Your task is to copy each line that has the word "látku".

##### Data to process #####

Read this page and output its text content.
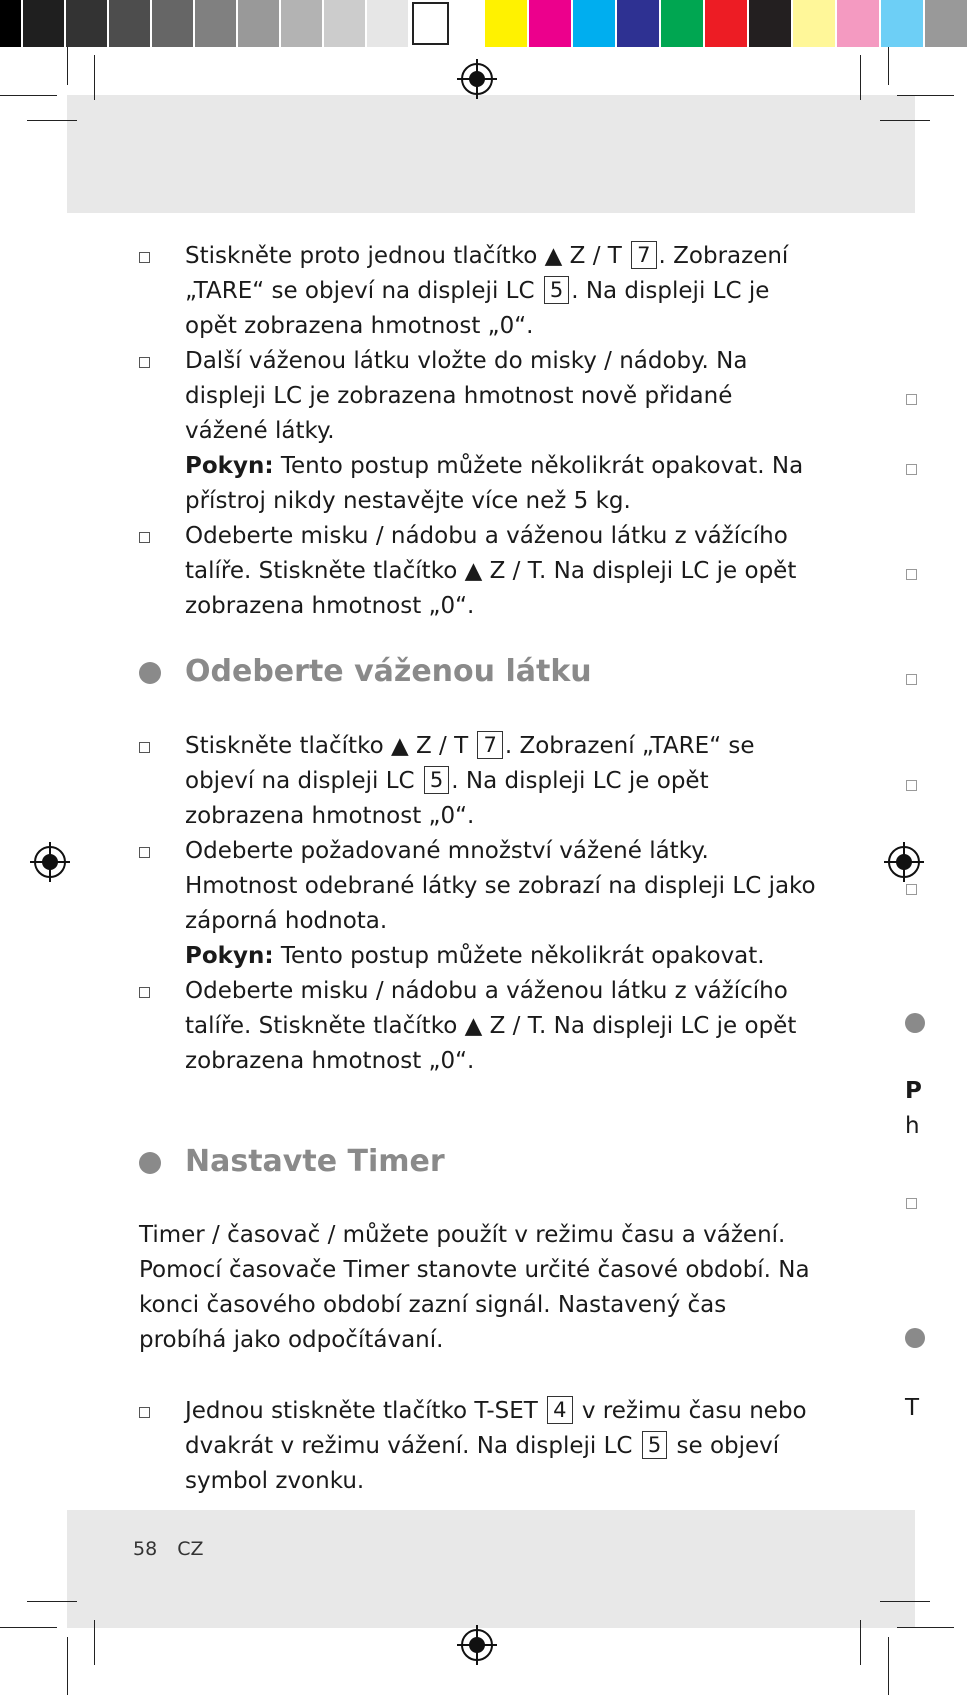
Stiskněte proto jednou tlačítko ▲ Z / T 7 . Zobrazení „TARE“ se objeví na displeji LC 5 . Na displeji LC je opět zobrazena hmotnost „0“.
Další váženou látku vložte do misky / nádoby. Na displeji LC je zobrazena hmotnost nově přidané vážené látky.
Pokyn: Tento postup můžete několikrát opakovat. Na přístroj nikdy nestavějte více než 5 kg.
Odeberte misku / nádobu a váženou látku z vážícího talíře. Stiskněte tlačítko ▲ Z / T. Na displeji LC je opět zobrazena hmotnost „0“.
Odeberte váženou látku
Stiskněte tlačítko ▲ Z / T 7 . Zobrazení „TARE“ se objeví na displeji LC 5 . Na displeji LC je opět zobrazena hmotnost „0“.
Odeberte požadované množství vážené látky. Hmotnost odebrané látky se zobrazí na displeji LC jako záporná hodnota.
Pokyn: Tento postup můžete několikrát opakovat.
Odeberte misku / nádobu a váženou látku z vážícího talíře. Stiskněte tlačítko ▲ Z / T. Na displeji LC je opět zobrazena hmotnost „0“.
Nastavte Timer
Timer / časovač / můžete použít v režimu času a vážení. Pomocí časovače Timer stanovte určité časové období. Na konci časového období zazní signál. Nastavený čas probíhá jako odpočítávaní.
Jednou stiskněte tlačítko T-SET 4 v režimu času nebo dvakrát v režimu vážení. Na displeji LC 5 se objeví symbol zvonku.
58 CZ
P
h
T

#####

§ **Expected answer**
Další váženou látku vložte do misky / nádoby. Na displeji LC je zobrazena hmotnost nově přidané vážené látky.
Odeberte misku / nádobu a váženou látku z vážícího talíře. Stiskněte tlačítko ▲ Z / T. Na displeji LC je opět zobrazena hmotnost „0“.
Odeberte váženou látku
Odeberte misku / nádobu a váženou látku z vážícího talíře. Stiskněte tlačítko ▲ Z / T. Na displeji LC je opět zobrazena hmotnost „0“.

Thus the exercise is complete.